* _PROBLEM DESCRIPTION_
Quote the records that follow in full and exactly; leave out the pictures.

Saved entries:
-- start --

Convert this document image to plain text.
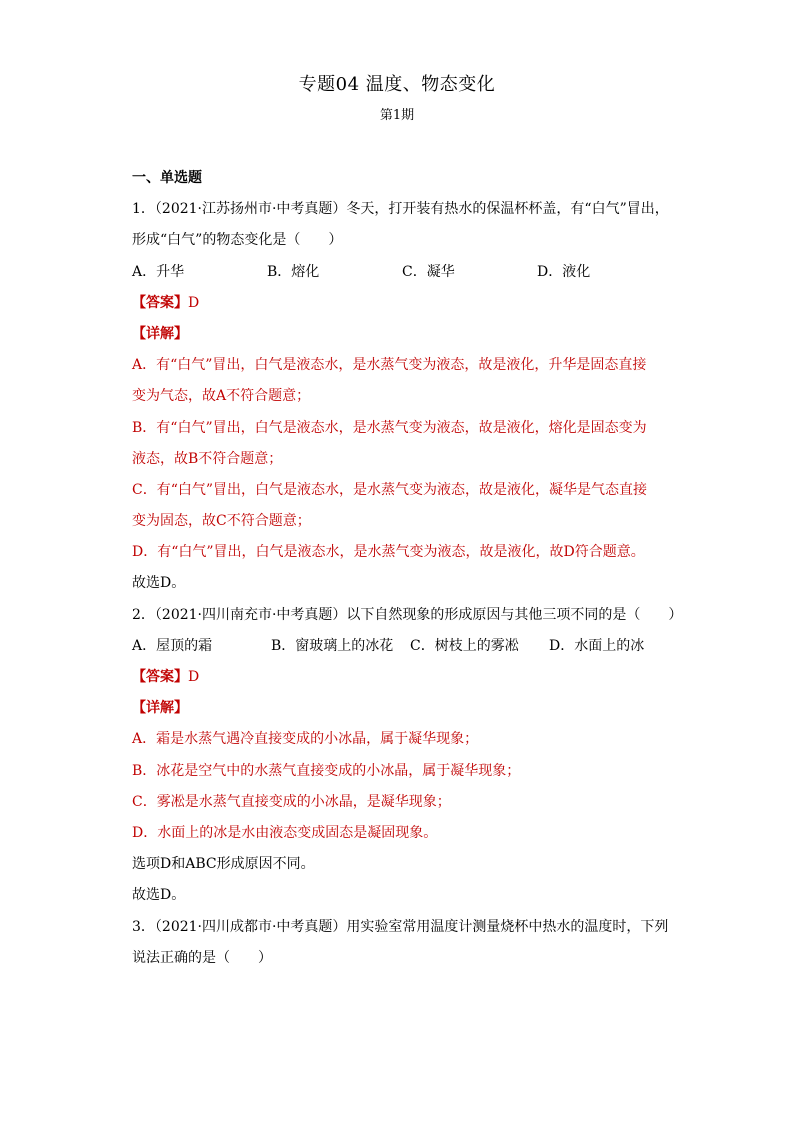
专题04 温度、物态变化
第1期
一、单选题
1．（2021·江苏扬州市·中考真题）冬天，打开装有热水的保温杯杯盖，有“白气”冒出，
形成“白气”的物态变化是（　　）
A．升华	B．熔化	C．凝华	D．液化
【答案】D
【详解】
A．有“白气”冒出，白气是液态水，是水蒸气变为液态，故是液化，升华是固态直接
变为气态，故A不符合题意；
B．有“白气”冒出，白气是液态水，是水蒸气变为液态，故是液化，熔化是固态变为
液态，故B不符合题意；
C．有“白气”冒出，白气是液态水，是水蒸气变为液态，故是液化，凝华是气态直接
变为固态，故C不符合题意；
D．有“白气”冒出，白气是液态水，是水蒸气变为液态，故是液化，故D符合题意。
故选D。
2．（2021·四川南充市·中考真题）以下自然现象的形成原因与其他三项不同的是（　　）
A．屋顶的霜	B．窗玻璃上的冰花	C．树枝上的雾凇	D．水面上的冰
【答案】D
【详解】
A．霜是水蒸气遇冷直接变成的小冰晶，属于凝华现象；
B．冰花是空气中的水蒸气直接变成的小冰晶，属于凝华现象；
C．雾凇是水蒸气直接变成的小冰晶，是凝华现象；
D．水面上的冰是水由液态变成固态是凝固现象。
选项D和ABC形成原因不同。
故选D。
3．（2021·四川成都市·中考真题）用实验室常用温度计测量烧杯中热水的温度时，下列
说法正确的是（　　）
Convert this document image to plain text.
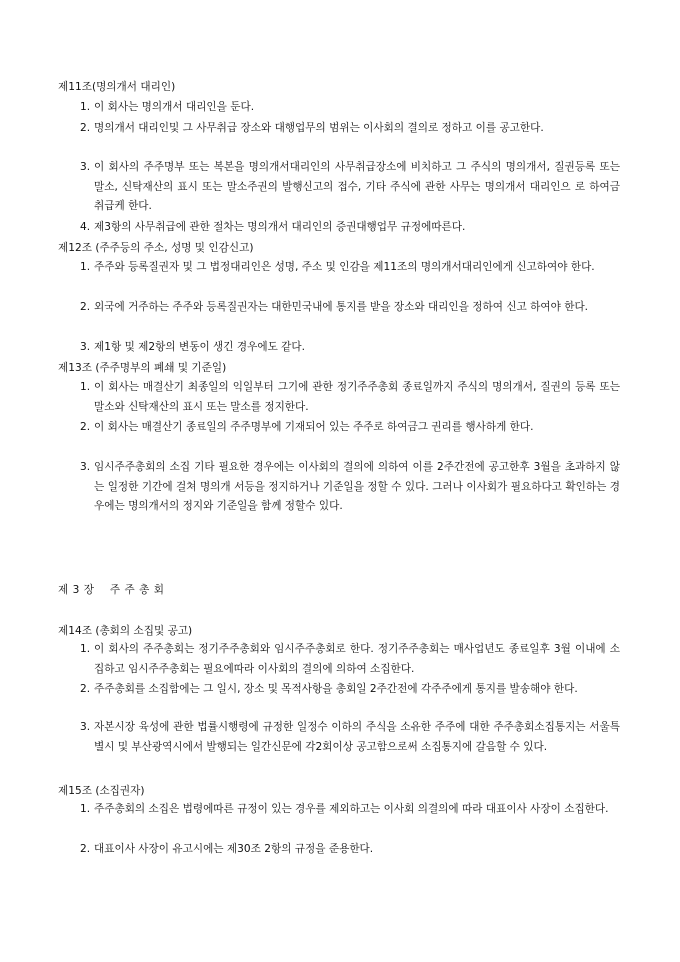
제11조(명의개서 대리인)
1. 이 회사는 명의개서 대리인을 둔다.
2. 명의개서 대리인및 그 사무취급 장소와 대행업무의 범위는 이사회의 결의로 정하고 이를 공고한다.
3. 이 회사의 주주명부 또는 복본을 명의개서대리인의 사무취급장소에 비치하고 그 주식의 명의개서, 질권등록 또는 말소, 신탁재산의 표시 또는 말소주권의 발행신고의 접수, 기타 주식에 관한 사무는 명의개서 대리인으 로 하여금 취급케 한다.
4. 제3항의 사무취급에 관한 절차는 명의개서 대리인의 증권대행업무 규정에따른다.
제12조 (주주등의 주소, 성명 및 인감신고)
1. 주주와 등록질권자 및 그 법정대리인은 성명, 주소 및 인감을 제11조의 명의개서대리인에게 신고하여야 한다.
2. 외국에 거주하는 주주와 등록질권자는 대한민국내에 통지를 받을 장소와 대리인을 정하여 신고 하여야 한다.
3. 제1항 및 제2항의 변동이 생긴 경우에도 같다.
제13조 (주주명부의 폐쇄 및 기준일)
1. 이 회사는 매결산기 최종일의 익일부터 그기에 관한 정기주주총회 종료일까지 주식의 명의개서, 질권의 등록 또는 말소와 신탁재산의 표시 또는 말소를 정지한다.
2. 이 회사는 매결산기 종료일의 주주명부에 기재되어 있는 주주로 하여금그 권리를 행사하게 한다.
3. 임시주주총회의 소집 기타 필요한 경우에는 이사회의 결의에 의하여 이를 2주간전에 공고한후 3월을 초과하지 않는 일정한 기간에 걸쳐 명의개 서등을 정지하거나 기준일을 정할 수 있다. 그러나 이사회가 필요하다고 확인하는 경우에는 명의개서의 정지와 기준일을 함께 정할수 있다.
제 3 장    주 주 총 회
제14조 (총회의 소집및 공고)
1. 이 회사의 주주총회는 정기주주총회와 임시주주총회로 한다. 정기주주총회는 매사업년도 종료일후 3월 이내에 소집하고 임시주주총회는 필요에따라 이사회의 결의에 의하여 소집한다.
2. 주주총회를 소집함에는 그 일시, 장소 및 목적사항을 총회일 2주간전에 각주주에게 통지를 발송해야 한다.
3. 자본시장 육성에 관한 법률시행령에 규정한 일정수 이하의 주식을 소유한 주주에 대한 주주총회소집통지는 서울특별시 및 부산광역시에서 발행되는 일간신문에 각2회이상 공고함으로써 소집통지에 갈음할 수 있다.
제15조 (소집권자)
1. 주주총회의 소집은 법령에따른 규정이 있는 경우를 제외하고는 이사회 의결의에 따라 대표이사 사장이 소집한다.
2. 대표이사 사장이 유고시에는 제30조 2항의 규정을 준용한다.
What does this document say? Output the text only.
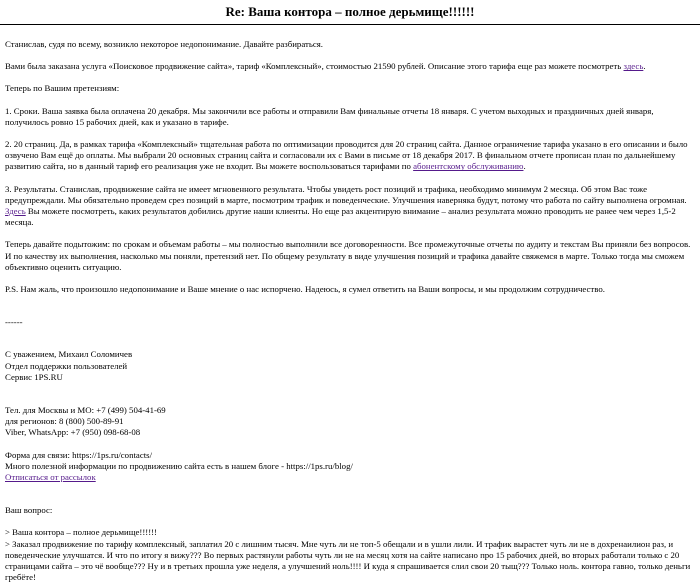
Re: Ваша контора – полное дерьмище!!!!!!

Станислав, судя по всему, возникло некоторое недопонимание. Давайте разбираться.

Вами была заказана услуга «Поисковое продвижение сайта», тариф «Комплексный», стоимостью 21590 рублей. Описание этого тарифа еще раз можете посмотреть здесь.

Теперь по Вашим претензиям:

1. Сроки. Ваша заявка была оплачена 20 декабря. Мы закончили все работы и отправили Вам финальные отчеты 18 января. С учетом выходных и праздничных дней января, получилось ровно 15 рабочих дней, как и указано в тарифе.

2. 20 страниц. Да, в рамках тарифа «Комплексный» тщательная работа по оптимизации проводится для 20 страниц сайта. Данное ограничение тарифа указано в его описании и было озвучено Вам ещё до оплаты. Мы выбрали 20 основных страниц сайта и согласовали их с Вами в письме от 18 декабря 2017. В финальном отчете прописан план по дальнейшему развитию сайта, но в данный тариф его реализация уже не входит. Вы можете воспользоваться тарифами по абонентскому обслуживанию.

3. Результаты. Станислав, продвижение сайта не имеет мгновенного результата. Чтобы увидеть рост позиций и трафика, необходимо минимум 2 месяца. Об этом Вас тоже предупреждали. Мы обязательно проведем срез позиций в марте, посмотрим трафик и поведенческие. Улучшения наверняка будут, потому что работа по сайту выполнена огромная. Здесь Вы можете посмотреть, каких результатов добились другие наши клиенты. Но еще раз акцентирую внимание – анализ результата можно проводить не ранее чем через 1,5-2 месяца.

Теперь давайте подытожим: по срокам и объемам работы – мы полностью выполнили все договоренности. Все промежуточные отчеты по аудиту и текстам Вы приняли без вопросов. И по качеству их выполнения, насколько мы поняли, претензий нет. По общему результату в виде улучшения позиций и трафика давайте свяжемся в марте. Только тогда мы сможем объективно оценить ситуацию.

P.S. Нам жаль, что произошло недопонимание и Ваше мнение о нас испорчено. Надеюсь, я сумел ответить на Ваши вопросы, и мы продолжим сотрудничество.

------

С уважением, Михаил Соломичев

Отдел поддержки пользователей

Сервис 1PS.RU

Тел. для Москвы и МО: +7 (499) 504-41-69

для регионов: 8 (800) 500-89-91

Viber, WhatsApp: +7 (950) 098-68-08

Форма для связи: https://1ps.ru/contacts/

Много полезной информации по продвижению сайта есть в нашем блоге - https://1ps.ru/blog/

Отписаться от рассылок

Ваш вопрос:

> Ваша контора – полное дерьмище!!!!!!

> Заказал продвижение по тарифу комплексный, заплатил 20 с лишним тысяч. Мне чуть ли не топ-5 обещали и в ушли лили. И трафик выраcтет чуть ли не в дохренаилион раз, и поведенческие улучшатся. И что по итогу я вижу??? Во первых растянули работы чуть ли не на месяц хотя на сайте написано про 15 рабочих дней, во вторых работали только с 20 страницами сайта – это чё вообще??? Ну и в третьих прошла уже неделя, а улучшений ноль!!!! И куда я спрашивается слил свои 20 тыщ??? Только ноль. контора гавно, только деньги гребёте!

-- end --

* _EXERCISE SOLUTION_
Convert this document image to plain text.
专题04 温度、物态变化
第1期
一、单选题
1．（2021·江苏扬州市·中考真题）冬天，打开装有热水的保温杯杯盖，有“白气”冒出，
形成“白气”的物态变化是（　　）
A．升华	B．熔化	C．凝华	D．液化
【答案】D
【详解】
A．有“白气”冒出，白气是液态水，是水蒸气变为液态，故是液化，升华是固态直接
变为气态，故A不符合题意；
B．有“白气”冒出，白气是液态水，是水蒸气变为液态，故是液化，熔化是固态变为
液态，故B不符合题意；
C．有“白气”冒出，白气是液态水，是水蒸气变为液态，故是液化，凝华是气态直接
变为固态，故C不符合题意；
D．有“白气”冒出，白气是液态水，是水蒸气变为液态，故是液化，故D符合题意。
故选D。
2．（2021·四川南充市·中考真题）以下自然现象的形成原因与其他三项不同的是（　　）
A．屋顶的霜	B．窗玻璃上的冰花	C．树枝上的雾凇	D．水面上的冰
【答案】D
【详解】
A．霜是水蒸气遇冷直接变成的小冰晶，属于凝华现象；
B．冰花是空气中的水蒸气直接变成的小冰晶，属于凝华现象；
C．雾凇是水蒸气直接变成的小冰晶，是凝华现象；
D．水面上的冰是水由液态变成固态是凝固现象。
选项D和ABC形成原因不同。
故选D。
3．（2021·四川成都市·中考真题）用实验室常用温度计测量烧杯中热水的温度时，下列
说法正确的是（　　）
Convert this document image to plain text.
제11조(명의개서 대리인)
1. 이 회사는 명의개서 대리인을 둔다.
2. 명의개서 대리인및 그 사무취급 장소와 대행업무의 범위는 이사회의 결의로 정하고 이를 공고한다.
3. 이 회사의 주주명부 또는 복본을 명의개서대리인의 사무취급장소에 비치하고 그 주식의 명의개서, 질권등록 또는 말소, 신탁재산의 표시 또는 말소주권의 발행신고의 접수, 기타 주식에 관한 사무는 명의개서 대리인으 로 하여금 취급케 한다.
4. 제3항의 사무취급에 관한 절차는 명의개서 대리인의 증권대행업무 규정에따른다.
제12조 (주주등의 주소, 성명 및 인감신고)
1. 주주와 등록질권자 및 그 법정대리인은 성명, 주소 및 인감을 제11조의 명의개서대리인에게 신고하여야 한다.
2. 외국에 거주하는 주주와 등록질권자는 대한민국내에 통지를 받을 장소와 대리인을 정하여 신고 하여야 한다.
3. 제1항 및 제2항의 변동이 생긴 경우에도 같다.
제13조 (주주명부의 폐쇄 및 기준일)
1. 이 회사는 매결산기 최종일의 익일부터 그기에 관한 정기주주총회 종료일까지 주식의 명의개서, 질권의 등록 또는 말소와 신탁재산의 표시 또는 말소를 정지한다.
2. 이 회사는 매결산기 종료일의 주주명부에 기재되어 있는 주주로 하여금그 권리를 행사하게 한다.
3. 임시주주총회의 소집 기타 필요한 경우에는 이사회의 결의에 의하여 이를 2주간전에 공고한후 3월을 초과하지 않는 일정한 기간에 걸쳐 명의개 서등을 정지하거나 기준일을 정할 수 있다. 그러나 이사회가 필요하다고 확인하는 경우에는 명의개서의 정지와 기준일을 함께 정할수 있다.
제 3 장    주 주 총 회
제14조 (총회의 소집및 공고)
1. 이 회사의 주주총회는 정기주주총회와 임시주주총회로 한다. 정기주주총회는 매사업년도 종료일후 3월 이내에 소집하고 임시주주총회는 필요에따라 이사회의 결의에 의하여 소집한다.
2. 주주총회를 소집함에는 그 일시, 장소 및 목적사항을 총회일 2주간전에 각주주에게 통지를 발송해야 한다.
3. 자본시장 육성에 관한 법률시행령에 규정한 일정수 이하의 주식을 소유한 주주에 대한 주주총회소집통지는 서울특별시 및 부산광역시에서 발행되는 일간신문에 각2회이상 공고함으로써 소집통지에 갈음할 수 있다.
제15조 (소집권자)
1. 주주총회의 소집은 법령에따른 규정이 있는 경우를 제외하고는 이사회 의결의에 따라 대표이사 사장이 소집한다.
2. 대표이사 사장이 유고시에는 제30조 2항의 규정을 준용한다.
What does this document say? Output the text only.
Re: Ваша контора – полное дерьмище!!!!!!

Станислав, судя по всему, возникло некоторое недопонимание. Давайте разбираться.

Вами была заказана услуга «Поисковое продвижение сайта», тариф «Комплексный», стоимостью 21590 рублей. Описание этого тарифа еще раз можете посмотреть здесь.

Теперь по Вашим претензиям:

1. Сроки. Ваша заявка была оплачена 20 декабря. Мы закончили все работы и отправили Вам финальные отчеты 18 января. С учетом выходных и праздничных дней января, получилось ровно 15 рабочих дней, как и указано в тарифе.

2. 20 страниц. Да, в рамках тарифа «Комплексный» тщательная работа по оптимизации проводится для 20 страниц сайта. Данное ограничение тарифа указано в его описании и было озвучено Вам ещё до оплаты. Мы выбрали 20 основных страниц сайта и согласовали их с Вами в письме от 18 декабря 2017. В финальном отчете прописан план по дальнейшему развитию сайта, но в данный тариф его реализация уже не входит. Вы можете воспользоваться тарифами по абонентскому обслуживанию.

3. Результаты. Станислав, продвижение сайта не имеет мгновенного результата. Чтобы увидеть рост позиций и трафика, необходимо минимум 2 месяца. Об этом Вас тоже предупреждали. Мы обязательно проведем срез позиций в марте, посмотрим трафик и поведенческие. Улучшения наверняка будут, потому что работа по сайту выполнена огромная. Здесь Вы можете посмотреть, каких результатов добились другие наши клиенты. Но еще раз акцентирую внимание – анализ результата можно проводить не ранее чем через 1,5-2 месяца.

Теперь давайте подытожим: по срокам и объемам работы – мы полностью выполнили все договоренности. Все промежуточные отчеты по аудиту и текстам Вы приняли без вопросов. И по качеству их выполнения, насколько мы поняли, претензий нет. По общему результату в виде улучшения позиций и трафика давайте свяжемся в марте. Только тогда мы сможем объективно оценить ситуацию.

P.S. Нам жаль, что произошло недопонимание и Ваше мнение о нас испорчено. Надеюсь, я сумел ответить на Ваши вопросы, и мы продолжим сотрудничество.

------

С уважением, Михаил Соломичев

Отдел поддержки пользователей

Сервис 1PS.RU

Тел. для Москвы и МО: +7 (499) 504-41-69

для регионов: 8 (800) 500-89-91

Viber, WhatsApp: +7 (950) 098-68-08

Форма для связи: https://1ps.ru/contacts/

Много полезной информации по продвижению сайта есть в нашем блоге - https://1ps.ru/blog/

Отписаться от рассылок

Ваш вопрос:

> Ваша контора – полное дерьмище!!!!!!

> Заказал продвижение по тарифу комплексный, заплатил 20 с лишним тысяч. Мне чуть ли не топ-5 обещали и в ушли лили. И трафик выраcтет чуть ли не в дохренаилион раз, и поведенческие улучшатся. И что по итогу я вижу??? Во первых растянули работы чуть ли не на месяц хотя на сайте написано про 15 рабочих дней, во вторых работали только с 20 страницами сайта – это чё вообще??? Ну и в третьих прошла уже неделя, а улучшений ноль!!!! И куда я спрашивается слил свои 20 тыщ??? Только ноль. контора гавно, только деньги гребёте!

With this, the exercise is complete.